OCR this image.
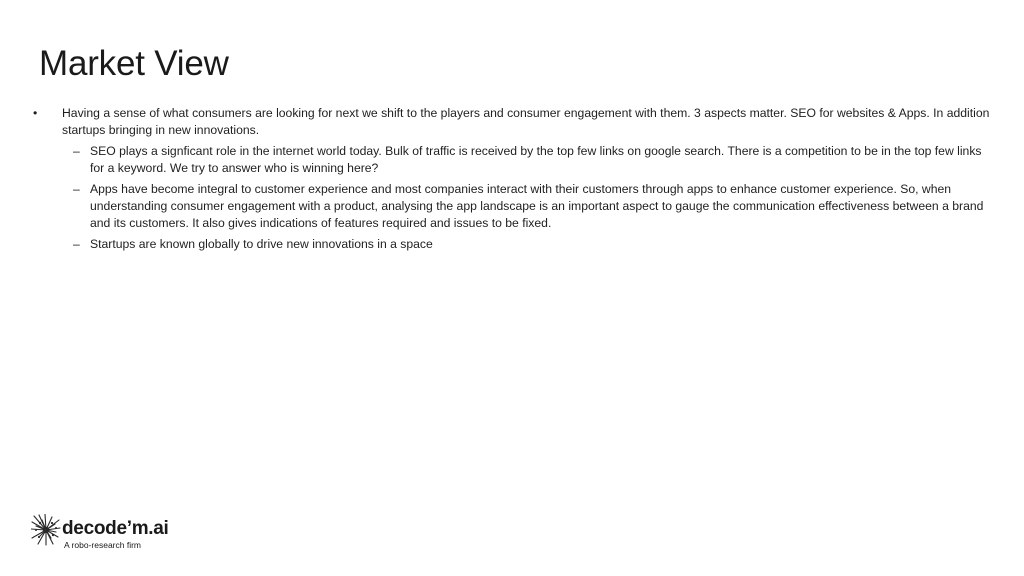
Market View
•	Having a sense of what consumers are looking for next we shift to the players and consumer engagement with them. 3 aspects matter. SEO for websites & Apps. In addition startups bringing in new innovations.
– SEO plays a signficant role in the internet world today. Bulk of traffic is received by the top few links on google search. There is a competition to be in the top few links for a keyword. We try to answer who is winning here?
– Apps have become integral to customer experience and most companies interact with their customers through apps to enhance customer experience. So, when understanding consumer engagement with a product, analysing the app landscape is an important aspect to gauge the communication effectiveness between a brand and its customers. It also gives indications of features required and issues to be fixed.
– Startups are known globally to drive new innovations in a space
decode’m.ai
A robo-research firm
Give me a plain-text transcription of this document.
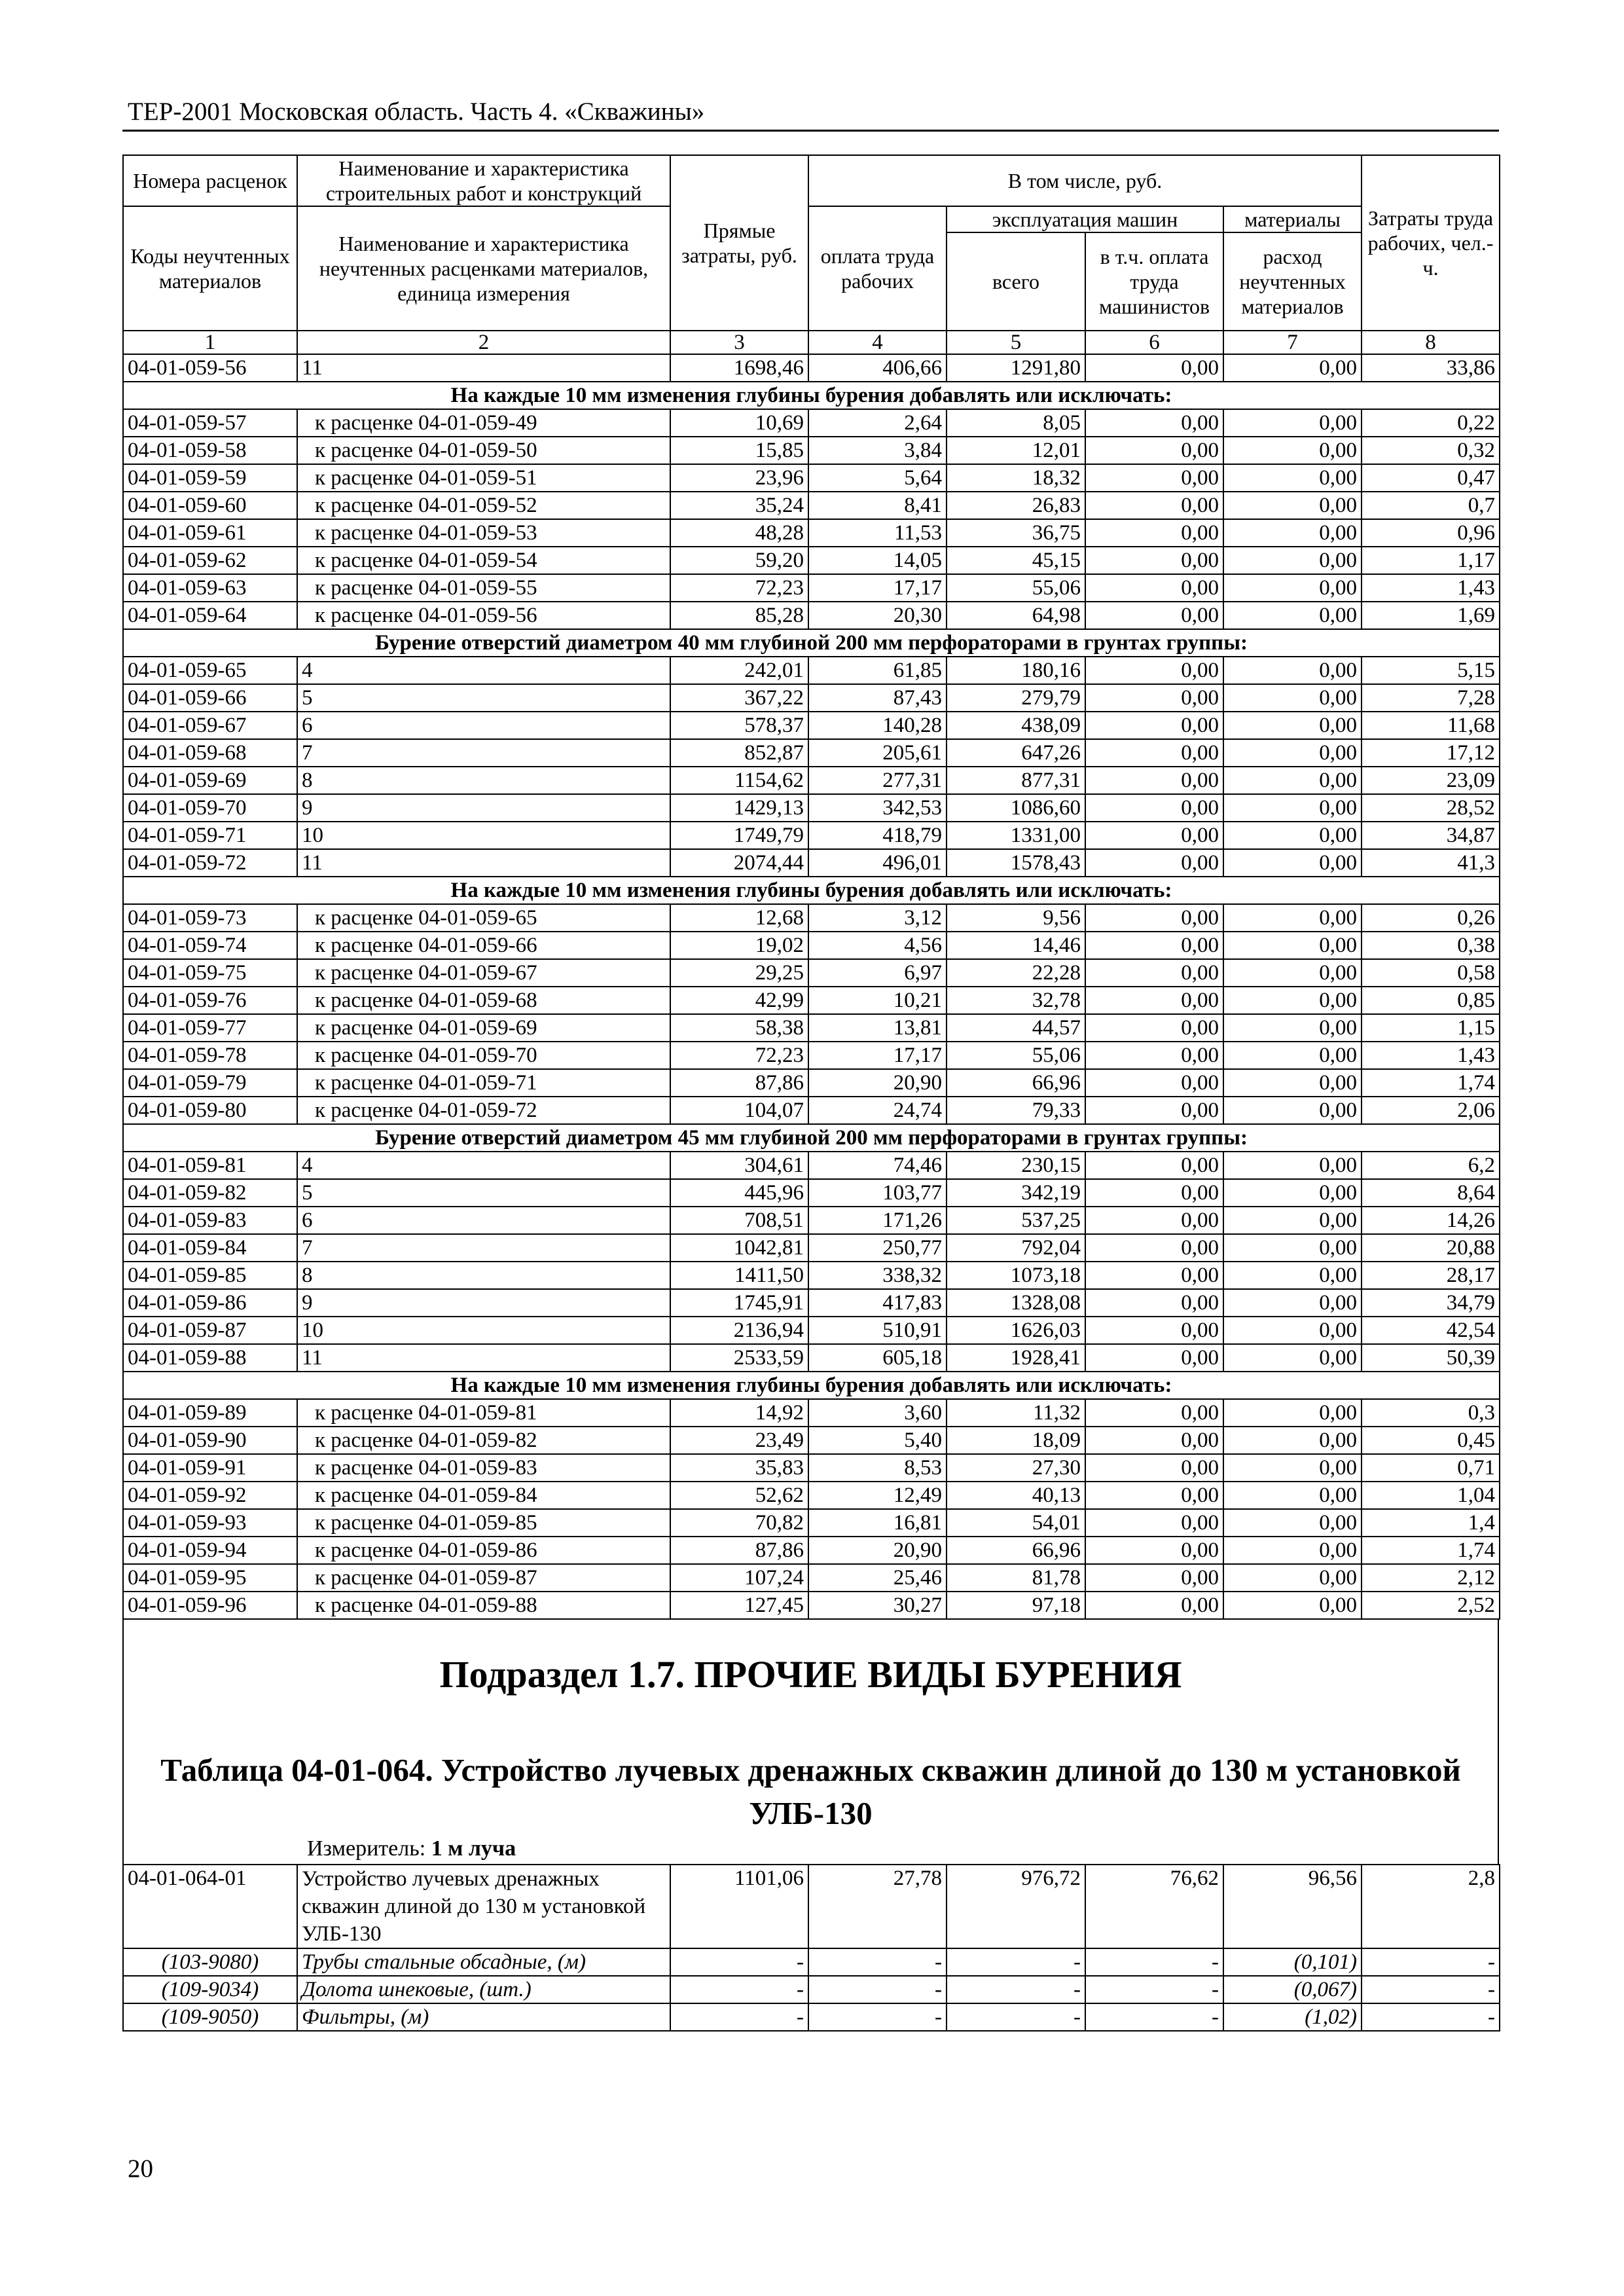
ТЕР-2001 Московская область. Часть 4. «Скважины»
Номера расценок	Наименование и характеристика строительных работ и конструкций	Прямые затраты, руб.	В том числе, руб.				Затраты труда рабочих, чел.-ч.
Коды неучтенных материалов	Наименование и характеристика неучтенных расценками материалов, единица измерения		оплата труда рабочих	эксплуатация машин		материалы	
				всего	в т.ч. оплата труда машинистов	расход неучтенных материалов	
1	2	3	4	5	6	7	8
04-01-059-56	11	1698,46	406,66	1291,80	0,00	0,00	33,86
На каждые 10 мм изменения глубины бурения добавлять или исключать:							
04-01-059-57	к расценке 04-01-059-49	10,69	2,64	8,05	0,00	0,00	0,22
04-01-059-58	к расценке 04-01-059-50	15,85	3,84	12,01	0,00	0,00	0,32
04-01-059-59	к расценке 04-01-059-51	23,96	5,64	18,32	0,00	0,00	0,47
04-01-059-60	к расценке 04-01-059-52	35,24	8,41	26,83	0,00	0,00	0,7
04-01-059-61	к расценке 04-01-059-53	48,28	11,53	36,75	0,00	0,00	0,96
04-01-059-62	к расценке 04-01-059-54	59,20	14,05	45,15	0,00	0,00	1,17
04-01-059-63	к расценке 04-01-059-55	72,23	17,17	55,06	0,00	0,00	1,43
04-01-059-64	к расценке 04-01-059-56	85,28	20,30	64,98	0,00	0,00	1,69
Бурение отверстий диаметром 40 мм глубиной 200 мм перфораторами в грунтах группы:							
04-01-059-65	4	242,01	61,85	180,16	0,00	0,00	5,15
04-01-059-66	5	367,22	87,43	279,79	0,00	0,00	7,28
04-01-059-67	6	578,37	140,28	438,09	0,00	0,00	11,68
04-01-059-68	7	852,87	205,61	647,26	0,00	0,00	17,12
04-01-059-69	8	1154,62	277,31	877,31	0,00	0,00	23,09
04-01-059-70	9	1429,13	342,53	1086,60	0,00	0,00	28,52
04-01-059-71	10	1749,79	418,79	1331,00	0,00	0,00	34,87
04-01-059-72	11	2074,44	496,01	1578,43	0,00	0,00	41,3
На каждые 10 мм изменения глубины бурения добавлять или исключать:							
04-01-059-73	к расценке 04-01-059-65	12,68	3,12	9,56	0,00	0,00	0,26
04-01-059-74	к расценке 04-01-059-66	19,02	4,56	14,46	0,00	0,00	0,38
04-01-059-75	к расценке 04-01-059-67	29,25	6,97	22,28	0,00	0,00	0,58
04-01-059-76	к расценке 04-01-059-68	42,99	10,21	32,78	0,00	0,00	0,85
04-01-059-77	к расценке 04-01-059-69	58,38	13,81	44,57	0,00	0,00	1,15
04-01-059-78	к расценке 04-01-059-70	72,23	17,17	55,06	0,00	0,00	1,43
04-01-059-79	к расценке 04-01-059-71	87,86	20,90	66,96	0,00	0,00	1,74
04-01-059-80	к расценке 04-01-059-72	104,07	24,74	79,33	0,00	0,00	2,06
Бурение отверстий диаметром 45 мм глубиной 200 мм перфораторами в грунтах группы:							
04-01-059-81	4	304,61	74,46	230,15	0,00	0,00	6,2
04-01-059-82	5	445,96	103,77	342,19	0,00	0,00	8,64
04-01-059-83	6	708,51	171,26	537,25	0,00	0,00	14,26
04-01-059-84	7	1042,81	250,77	792,04	0,00	0,00	20,88
04-01-059-85	8	1411,50	338,32	1073,18	0,00	0,00	28,17
04-01-059-86	9	1745,91	417,83	1328,08	0,00	0,00	34,79
04-01-059-87	10	2136,94	510,91	1626,03	0,00	0,00	42,54
04-01-059-88	11	2533,59	605,18	1928,41	0,00	0,00	50,39
На каждые 10 мм изменения глубины бурения добавлять или исключать:							
04-01-059-89	к расценке 04-01-059-81	14,92	3,60	11,32	0,00	0,00	0,3
04-01-059-90	к расценке 04-01-059-82	23,49	5,40	18,09	0,00	0,00	0,45
04-01-059-91	к расценке 04-01-059-83	35,83	8,53	27,30	0,00	0,00	0,71
04-01-059-92	к расценке 04-01-059-84	52,62	12,49	40,13	0,00	0,00	1,04
04-01-059-93	к расценке 04-01-059-85	70,82	16,81	54,01	0,00	0,00	1,4
04-01-059-94	к расценке 04-01-059-86	87,86	20,90	66,96	0,00	0,00	1,74
04-01-059-95	к расценке 04-01-059-87	107,24	25,46	81,78	0,00	0,00	2,12
04-01-059-96	к расценке 04-01-059-88	127,45	30,27	97,18	0,00	0,00	2,52
Подраздел 1.7. ПРОЧИЕ ВИДЫ БУРЕНИЯ
Таблица 04-01-064. Устройство лучевых дренажных скважин длиной до 130 м установкой УЛБ-130
Измеритель: 1 м луча
04-01-064-01	Устройство лучевых дренажных скважин длиной до 130 м установкой УЛБ-130	1101,06	27,78	976,72	76,62	96,56	2,8
(103-9080)	Трубы стальные обсадные, (м)	-	-	-	-	(0,101)	-
(109-9034)	Долота шнековые, (шт.)	-	-	-	-	(0,067)	-
(109-9050)	Фильтры, (м)	-	-	-	-	(1,02)	-
20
-=-=-=-=-
What is needed ▸ Transcribe every entry above exactly. Omit all pictures.

Answer to this task ▸
OCR this image.
Market View
•	Having a sense of what consumers are looking for next we shift to the players and consumer engagement with them. 3 aspects matter. SEO for websites & Apps. In addition startups bringing in new innovations.
– SEO plays a signficant role in the internet world today. Bulk of traffic is received by the top few links on google search. There is a competition to be in the top few links for a keyword. We try to answer who is winning here?
– Apps have become integral to customer experience and most companies interact with their customers through apps to enhance customer experience. So, when understanding consumer engagement with a product, analysing the app landscape is an important aspect to gauge the communication effectiveness between a brand and its customers. It also gives indications of features required and issues to be fixed.
– Startups are known globally to drive new innovations in a space
decode’m.ai
A robo-research firm
Give me a plain-text transcription of this document.
ТЕР-2001 Московская область. Часть 4. «Скважины»
Номера расценок	Наименование и характеристика строительных работ и конструкций	Прямые затраты, руб.	В том числе, руб.				Затраты труда рабочих, чел.-ч.
Коды неучтенных материалов	Наименование и характеристика неучтенных расценками материалов, единица измерения		оплата труда рабочих	эксплуатация машин		материалы	
				всего	в т.ч. оплата труда машинистов	расход неучтенных материалов	
1	2	3	4	5	6	7	8
04-01-059-56	11	1698,46	406,66	1291,80	0,00	0,00	33,86
На каждые 10 мм изменения глубины бурения добавлять или исключать:							
04-01-059-57	к расценке 04-01-059-49	10,69	2,64	8,05	0,00	0,00	0,22
04-01-059-58	к расценке 04-01-059-50	15,85	3,84	12,01	0,00	0,00	0,32
04-01-059-59	к расценке 04-01-059-51	23,96	5,64	18,32	0,00	0,00	0,47
04-01-059-60	к расценке 04-01-059-52	35,24	8,41	26,83	0,00	0,00	0,7
04-01-059-61	к расценке 04-01-059-53	48,28	11,53	36,75	0,00	0,00	0,96
04-01-059-62	к расценке 04-01-059-54	59,20	14,05	45,15	0,00	0,00	1,17
04-01-059-63	к расценке 04-01-059-55	72,23	17,17	55,06	0,00	0,00	1,43
04-01-059-64	к расценке 04-01-059-56	85,28	20,30	64,98	0,00	0,00	1,69
Бурение отверстий диаметром 40 мм глубиной 200 мм перфораторами в грунтах группы:							
04-01-059-65	4	242,01	61,85	180,16	0,00	0,00	5,15
04-01-059-66	5	367,22	87,43	279,79	0,00	0,00	7,28
04-01-059-67	6	578,37	140,28	438,09	0,00	0,00	11,68
04-01-059-68	7	852,87	205,61	647,26	0,00	0,00	17,12
04-01-059-69	8	1154,62	277,31	877,31	0,00	0,00	23,09
04-01-059-70	9	1429,13	342,53	1086,60	0,00	0,00	28,52
04-01-059-71	10	1749,79	418,79	1331,00	0,00	0,00	34,87
04-01-059-72	11	2074,44	496,01	1578,43	0,00	0,00	41,3
На каждые 10 мм изменения глубины бурения добавлять или исключать:							
04-01-059-73	к расценке 04-01-059-65	12,68	3,12	9,56	0,00	0,00	0,26
04-01-059-74	к расценке 04-01-059-66	19,02	4,56	14,46	0,00	0,00	0,38
04-01-059-75	к расценке 04-01-059-67	29,25	6,97	22,28	0,00	0,00	0,58
04-01-059-76	к расценке 04-01-059-68	42,99	10,21	32,78	0,00	0,00	0,85
04-01-059-77	к расценке 04-01-059-69	58,38	13,81	44,57	0,00	0,00	1,15
04-01-059-78	к расценке 04-01-059-70	72,23	17,17	55,06	0,00	0,00	1,43
04-01-059-79	к расценке 04-01-059-71	87,86	20,90	66,96	0,00	0,00	1,74
04-01-059-80	к расценке 04-01-059-72	104,07	24,74	79,33	0,00	0,00	2,06
Бурение отверстий диаметром 45 мм глубиной 200 мм перфораторами в грунтах группы:							
04-01-059-81	4	304,61	74,46	230,15	0,00	0,00	6,2
04-01-059-82	5	445,96	103,77	342,19	0,00	0,00	8,64
04-01-059-83	6	708,51	171,26	537,25	0,00	0,00	14,26
04-01-059-84	7	1042,81	250,77	792,04	0,00	0,00	20,88
04-01-059-85	8	1411,50	338,32	1073,18	0,00	0,00	28,17
04-01-059-86	9	1745,91	417,83	1328,08	0,00	0,00	34,79
04-01-059-87	10	2136,94	510,91	1626,03	0,00	0,00	42,54
04-01-059-88	11	2533,59	605,18	1928,41	0,00	0,00	50,39
На каждые 10 мм изменения глубины бурения добавлять или исключать:							
04-01-059-89	к расценке 04-01-059-81	14,92	3,60	11,32	0,00	0,00	0,3
04-01-059-90	к расценке 04-01-059-82	23,49	5,40	18,09	0,00	0,00	0,45
04-01-059-91	к расценке 04-01-059-83	35,83	8,53	27,30	0,00	0,00	0,71
04-01-059-92	к расценке 04-01-059-84	52,62	12,49	40,13	0,00	0,00	1,04
04-01-059-93	к расценке 04-01-059-85	70,82	16,81	54,01	0,00	0,00	1,4
04-01-059-94	к расценке 04-01-059-86	87,86	20,90	66,96	0,00	0,00	1,74
04-01-059-95	к расценке 04-01-059-87	107,24	25,46	81,78	0,00	0,00	2,12
04-01-059-96	к расценке 04-01-059-88	127,45	30,27	97,18	0,00	0,00	2,52
Подраздел 1.7. ПРОЧИЕ ВИДЫ БУРЕНИЯ
Таблица 04-01-064. Устройство лучевых дренажных скважин длиной до 130 м установкой УЛБ-130
Измеритель: 1 м луча
04-01-064-01	Устройство лучевых дренажных скважин длиной до 130 м установкой УЛБ-130	1101,06	27,78	976,72	76,62	96,56	2,8
(103-9080)	Трубы стальные обсадные, (м)	-	-	-	-	(0,101)	-
(109-9034)	Долота шнековые, (шт.)	-	-	-	-	(0,067)	-
(109-9050)	Фильтры, (м)	-	-	-	-	(1,02)	-
20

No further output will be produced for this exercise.